* [What is expected] Your task is to write out the lines from the line containing "Output the text content of this document." through the last line of the material, exactly.

* [Input data]
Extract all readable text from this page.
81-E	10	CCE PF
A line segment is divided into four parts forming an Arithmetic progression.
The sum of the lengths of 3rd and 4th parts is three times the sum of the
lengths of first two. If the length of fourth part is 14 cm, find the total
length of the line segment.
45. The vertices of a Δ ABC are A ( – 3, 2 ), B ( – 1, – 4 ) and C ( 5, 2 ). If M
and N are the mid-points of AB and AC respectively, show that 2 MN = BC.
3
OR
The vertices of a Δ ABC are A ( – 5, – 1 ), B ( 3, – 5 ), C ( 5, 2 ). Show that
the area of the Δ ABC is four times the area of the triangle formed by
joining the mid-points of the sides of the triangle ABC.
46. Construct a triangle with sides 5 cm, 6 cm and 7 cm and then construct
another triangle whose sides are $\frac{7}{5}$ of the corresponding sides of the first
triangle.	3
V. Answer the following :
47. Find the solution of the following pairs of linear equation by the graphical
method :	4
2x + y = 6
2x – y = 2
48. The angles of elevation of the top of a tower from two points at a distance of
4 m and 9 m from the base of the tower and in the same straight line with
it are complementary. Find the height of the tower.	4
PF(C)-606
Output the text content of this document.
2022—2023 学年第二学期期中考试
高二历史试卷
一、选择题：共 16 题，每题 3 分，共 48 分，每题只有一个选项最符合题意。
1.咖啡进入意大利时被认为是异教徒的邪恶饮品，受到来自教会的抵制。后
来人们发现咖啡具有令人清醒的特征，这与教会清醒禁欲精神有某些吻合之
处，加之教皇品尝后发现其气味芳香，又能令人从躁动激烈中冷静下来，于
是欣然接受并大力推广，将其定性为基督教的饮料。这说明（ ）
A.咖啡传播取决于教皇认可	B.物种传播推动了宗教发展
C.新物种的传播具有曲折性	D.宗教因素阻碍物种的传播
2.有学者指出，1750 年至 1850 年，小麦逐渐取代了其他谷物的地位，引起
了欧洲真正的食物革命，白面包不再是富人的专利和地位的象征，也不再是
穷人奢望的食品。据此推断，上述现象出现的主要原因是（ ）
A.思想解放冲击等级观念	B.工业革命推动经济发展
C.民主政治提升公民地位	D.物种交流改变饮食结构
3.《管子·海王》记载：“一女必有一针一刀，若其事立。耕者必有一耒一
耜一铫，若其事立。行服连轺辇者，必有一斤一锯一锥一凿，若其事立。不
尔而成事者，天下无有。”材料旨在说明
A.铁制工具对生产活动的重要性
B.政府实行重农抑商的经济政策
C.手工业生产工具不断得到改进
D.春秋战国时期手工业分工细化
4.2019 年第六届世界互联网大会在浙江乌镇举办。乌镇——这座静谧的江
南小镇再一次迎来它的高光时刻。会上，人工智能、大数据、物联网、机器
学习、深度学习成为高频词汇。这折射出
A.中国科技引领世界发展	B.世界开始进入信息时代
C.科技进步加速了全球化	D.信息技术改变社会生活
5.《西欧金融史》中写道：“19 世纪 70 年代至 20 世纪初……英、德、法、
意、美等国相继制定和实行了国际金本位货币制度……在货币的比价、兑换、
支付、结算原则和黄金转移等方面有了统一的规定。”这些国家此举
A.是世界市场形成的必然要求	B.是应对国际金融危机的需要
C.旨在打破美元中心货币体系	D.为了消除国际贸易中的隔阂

* [Complete answer]
Output the text content of this document.
2022—2023 学年第二学期期中考试
高二历史试卷
一、选择题：共 16 题，每题 3 分，共 48 分，每题只有一个选项最符合题意。
1.咖啡进入意大利时被认为是异教徒的邪恶饮品，受到来自教会的抵制。后
来人们发现咖啡具有令人清醒的特征，这与教会清醒禁欲精神有某些吻合之
处，加之教皇品尝后发现其气味芳香，又能令人从躁动激烈中冷静下来，于
是欣然接受并大力推广，将其定性为基督教的饮料。这说明（ ）
A.咖啡传播取决于教皇认可	B.物种传播推动了宗教发展
C.新物种的传播具有曲折性	D.宗教因素阻碍物种的传播
2.有学者指出，1750 年至 1850 年，小麦逐渐取代了其他谷物的地位，引起
了欧洲真正的食物革命，白面包不再是富人的专利和地位的象征，也不再是
穷人奢望的食品。据此推断，上述现象出现的主要原因是（ ）
A.思想解放冲击等级观念	B.工业革命推动经济发展
C.民主政治提升公民地位	D.物种交流改变饮食结构
3.《管子·海王》记载：“一女必有一针一刀，若其事立。耕者必有一耒一
耜一铫，若其事立。行服连轺辇者，必有一斤一锯一锥一凿，若其事立。不
尔而成事者，天下无有。”材料旨在说明
A.铁制工具对生产活动的重要性
B.政府实行重农抑商的经济政策
C.手工业生产工具不断得到改进
D.春秋战国时期手工业分工细化
4.2019 年第六届世界互联网大会在浙江乌镇举办。乌镇——这座静谧的江
南小镇再一次迎来它的高光时刻。会上，人工智能、大数据、物联网、机器
学习、深度学习成为高频词汇。这折射出
A.中国科技引领世界发展	B.世界开始进入信息时代
C.科技进步加速了全球化	D.信息技术改变社会生活
5.《西欧金融史》中写道：“19 世纪 70 年代至 20 世纪初……英、德、法、
意、美等国相继制定和实行了国际金本位货币制度……在货币的比价、兑换、
支付、结算原则和黄金转移等方面有了统一的规定。”这些国家此举
A.是世界市场形成的必然要求	B.是应对国际金融危机的需要
C.旨在打破美元中心货币体系	D.为了消除国际贸易中的隔阂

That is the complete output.